§ PASSAGE TO READ:
# Uber purposefully manipulating Instant Pay to weed out certain drivers



## whitegate (Jan 9, 2018)

Instant Pay / Instant Cash-out is one or probably the single most appealing thing to Uber. Most people who work a 9-5 job are limited to weekly or bi-weekly payouts while Uber allows instant cash out options up to 5 times per day. This is very appealing to the younger crowd (= most inexperienced drivers) and to "occasional drivers" who are just in it to make a quick buck and not necessarily planning on doing Uber in the long run. Ubers research seems to indicate that the ladder is a group of people who are not likely to live up to Uber's expectations of 5-star customer service. Think of it this way, if you are just out there to make a couple bucks real quick, let's assume you are $50 bucks short on a bill, chances are you are not going to go the extra mile and bring your vehicle in tip top shape while ensuring that there is an extra water bottle, extra car charger, tissues and candy etc. You are simply much less likely to provide 5-star customer service since your main motivation is to make that $50 and go back home.

Bottom line is that Uber found a way to weed out these particular drivers listed in the 2 groups above by limiting their Instant Pay functionality.
*
It is my personal opinion and belief that there is absolutely nothing wrong with Ubers' Instant Payout System whatsoever. It is primarily being used as a manipulation tool to "turn off" a certain group of drivers. Some may consider these business practices as highly unethical. *

If your Instant Pay is no longer working, you most likely fall into one of the 2 groups above and will be seeing the following screens:

*1. Using your Uber App to cash out, will prompt:*










*2. Using Partners.Uber will prompt:*


----------



## Mars Troll Number 4 (Oct 30, 2015)

Or Uber is having cash flow problems and needs to push the payments out a couple of days...


----------



## RedANT (Aug 9, 2016)

whitegate said:


> chances are you are not going to go the extra mile and bring your vehicle in tip top shape while ensuring that there is an extra water bottle, extra car charger, tissues and candy etc. You are simply much less likely to provide 5-star customer service since your main motivation is to make that $50 and go back home.


Sorry, but you're deluded if you think that kissing ass and giving away water and candy and other shit is an indicator of "5 star service." I'm a driver contracted to safely transport individuals from point A to point B. My car is clean. My driving is safe. I get you to your destination quickly and without drama. That, my friend, is 5 Star Service.

§ GIVEN INFORMATION:
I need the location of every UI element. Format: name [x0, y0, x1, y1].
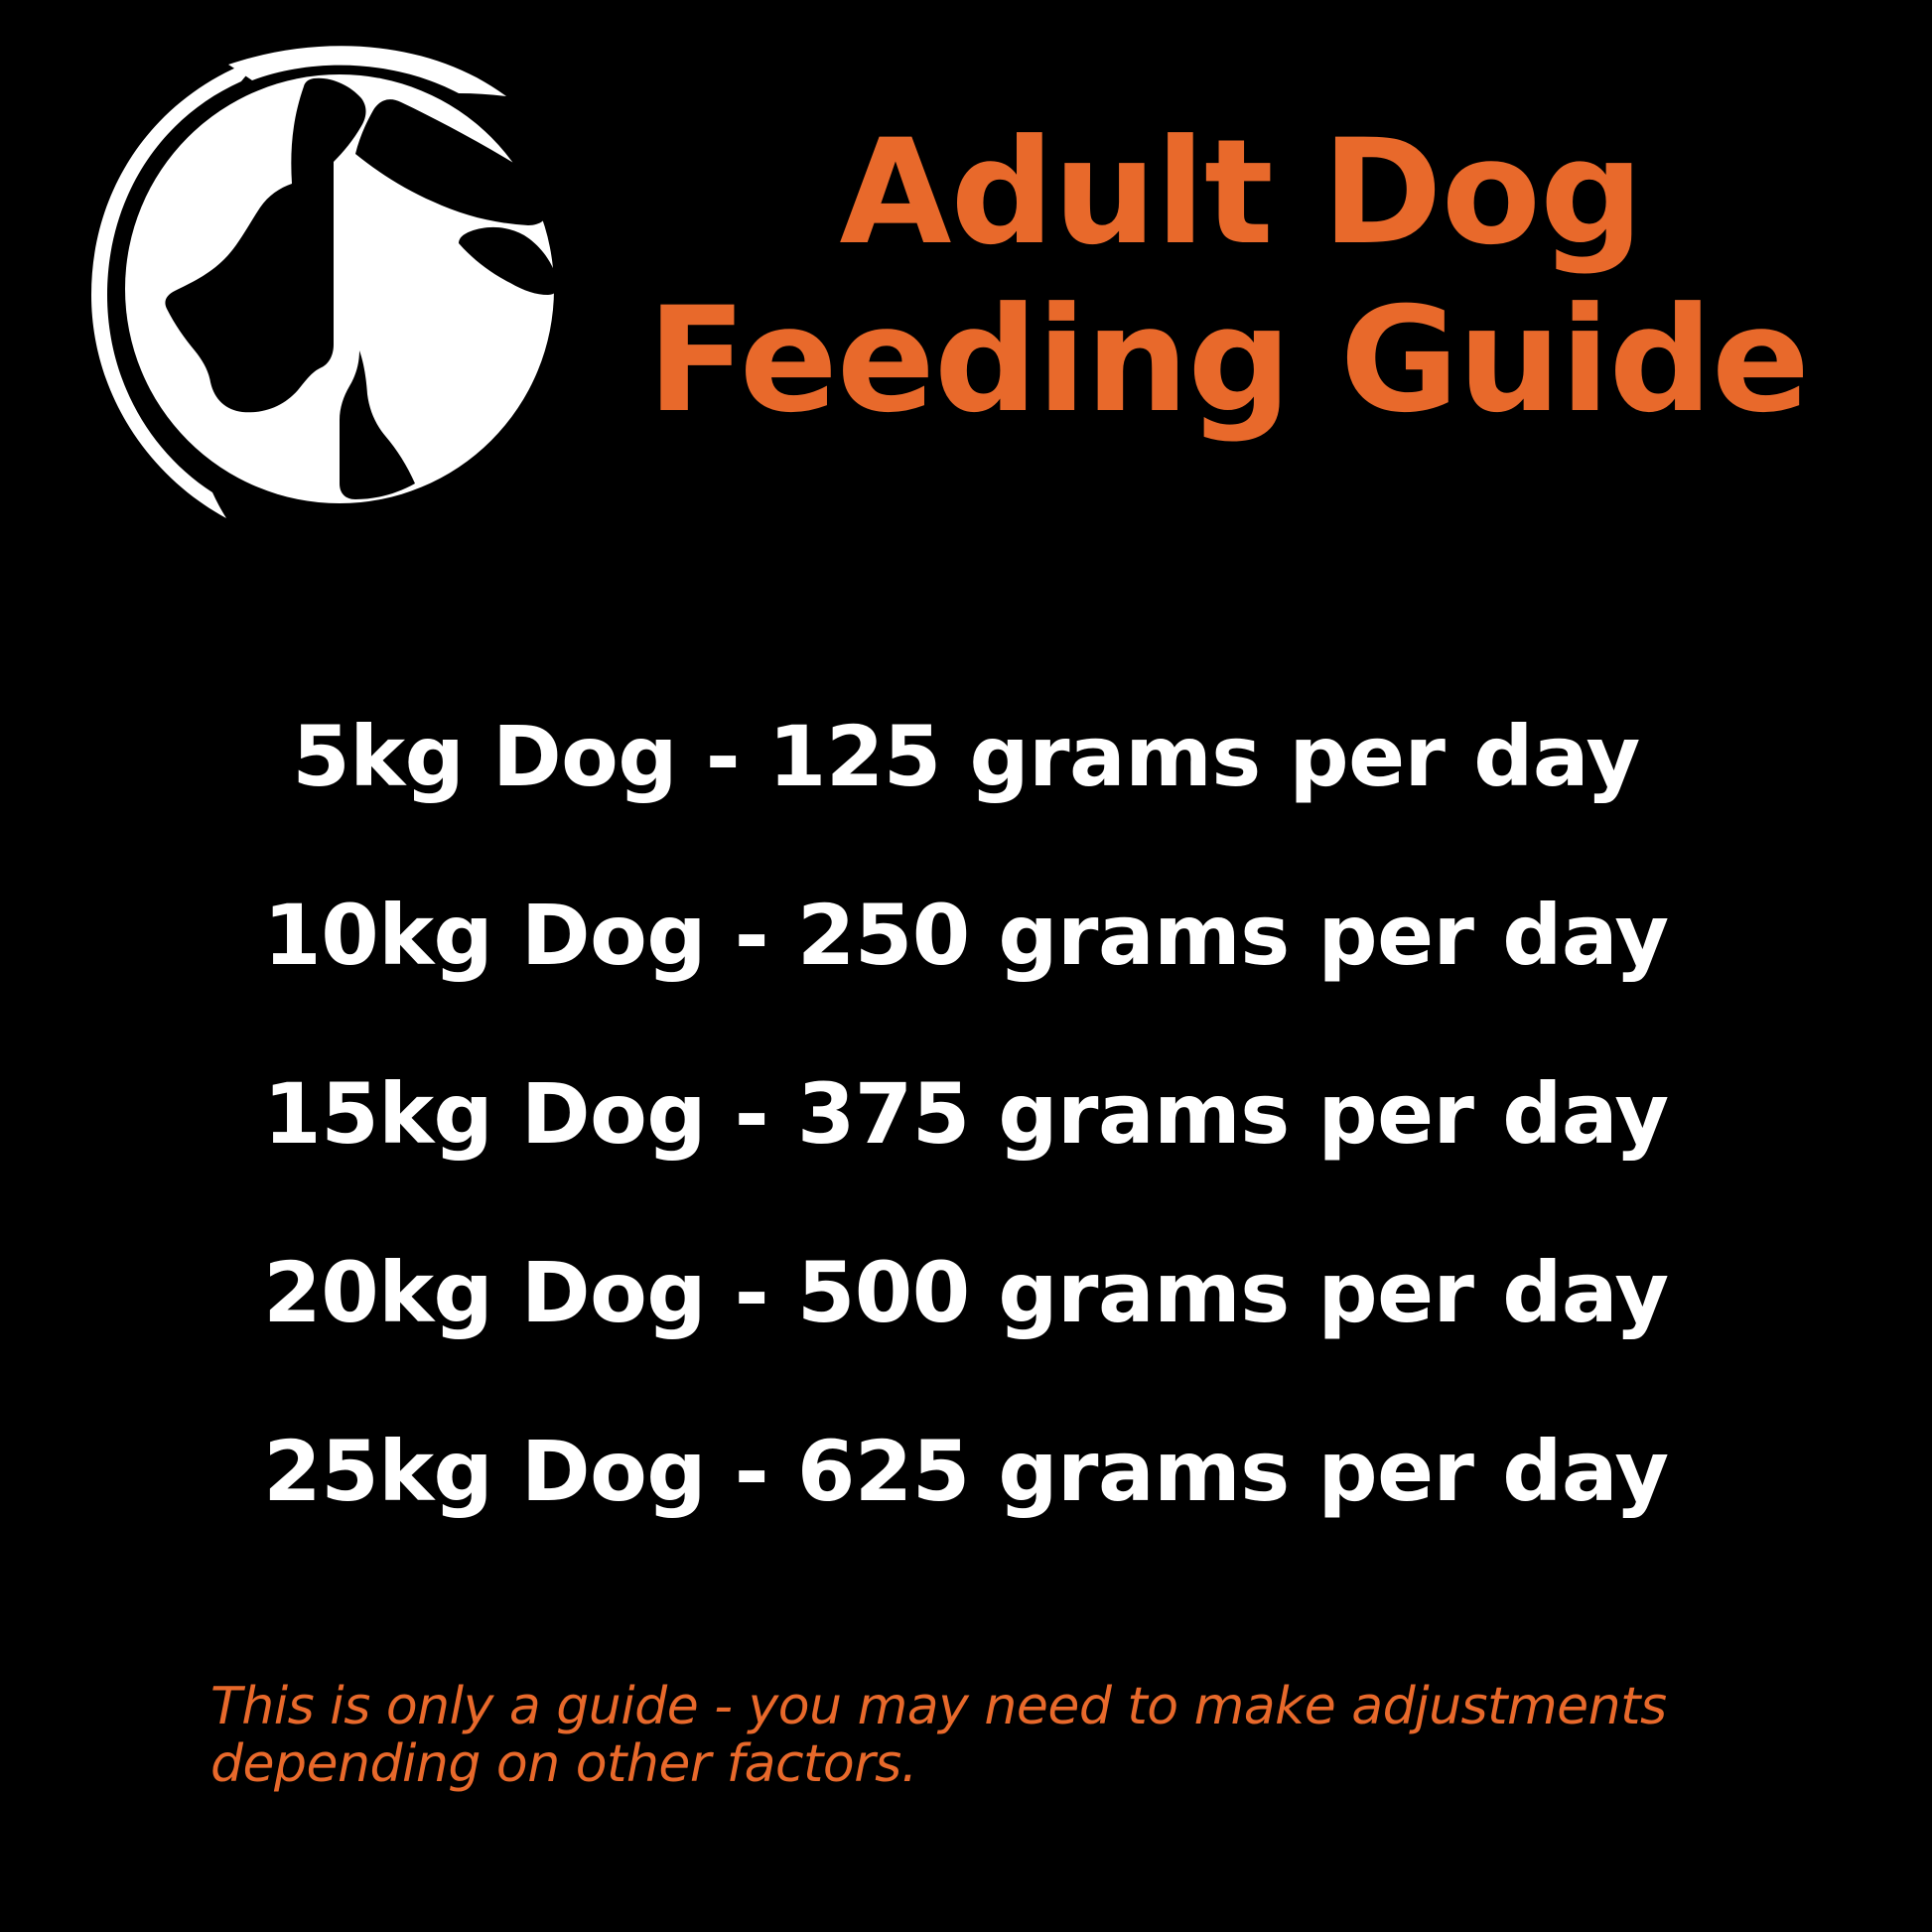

§ SET OF TASKS:
a - In the forum thread about Uber's Instant Pay:
(i) How many times per day does whitegate say Uber allows instant cash out?
(ii) What other explanation does Mars Troll Number 4 give?
(iii) What does RedANT say they are contracted to do?
b - Can you continue the forum thread about Uber's Instant Pay, starting after its last post?

§ ANSWERS TO EACH TASK:
a -
(i) Up to 5 times per day.
(ii) Uber is having cash flow problems and needs to push the payments out a couple of days.
(iii) Safely transport individuals from point A to point B.

b -
FWIW, I use instant pay at the end of every day. Daily earnings are deposited into my business checking account, the gas tank is topped off using the associated debit card, then remaining funds are transferred to my business savings. It's not about emergency cash, it's about documenting daily gross earnings, subtracting daily operating expenses, (gas) then documenting/depositing net earnings. (car payments and insurance are automatically debited from that savings) For me, it's all about documentation.


----------



## IthurstwhenIP (Jan 12, 2018)

Good catch. Makes me wonder if the All You Can Eat Chinese buffet messed with my toilet to discourage my patronage?


----------



## ElDuderino (Sep 29, 2016)

My instant pay was taken away as well. I have a 4.93 rating and over 400 5-star trips. Now, instead of getting paid on Mondays before instant pay, I get it sporadically throughout the next week. Not sure what I did wrong to deserve this. I rely on this money greatly.


----------



## TimmyZ1 (Jan 16, 2018)

FWIW I signed up for UBER a month ago. Ubered for the 1st time last Thursday and the little money I made I was able to use Instant pay to pull out immediately.


----------



## SOLA-RAH (Dec 31, 2014)

A hundred years ago, everyone got paid daily. Employers quickly realized that if you pay an Irishman daily, he'll drink it all away that night and likely not show up to work the next morning. Pay him once a week on Fridays and he's got a decent shot at sleeping off the hangover by Monday morning. I wish I was making this up, lol.


----------



## Trump Economics (Jul 29, 2015)

This just happened to me. They marked the account as “potential fraudulent activity,” but gave no further cause. They did say that someone could be messing with my account, but everything appears to be normal on my end. I would guess it has to with my high number of cancellations, which then get awarded cancellation fees. Sometimes, I just don’t feel like taking the ride after all. Called Uber Support, who transferred the issue to the correct department (after incorrectly marking the issue as resolved/closing the ticket), but that department doesn’t have phones, and nothing ever seems to get done. Surprise, surprise. 

They’re turning me off — which is fine — so it’s time to go to small claims court and sue for back wages. 

Why? Because, let’s be honest — you and I both know it was intentional, and that nothing is going to be resolved. 

Sorry, but I can’t afford to be paid once a week. How am I supposed to put gas in the car that I sleep in without a daily deposit?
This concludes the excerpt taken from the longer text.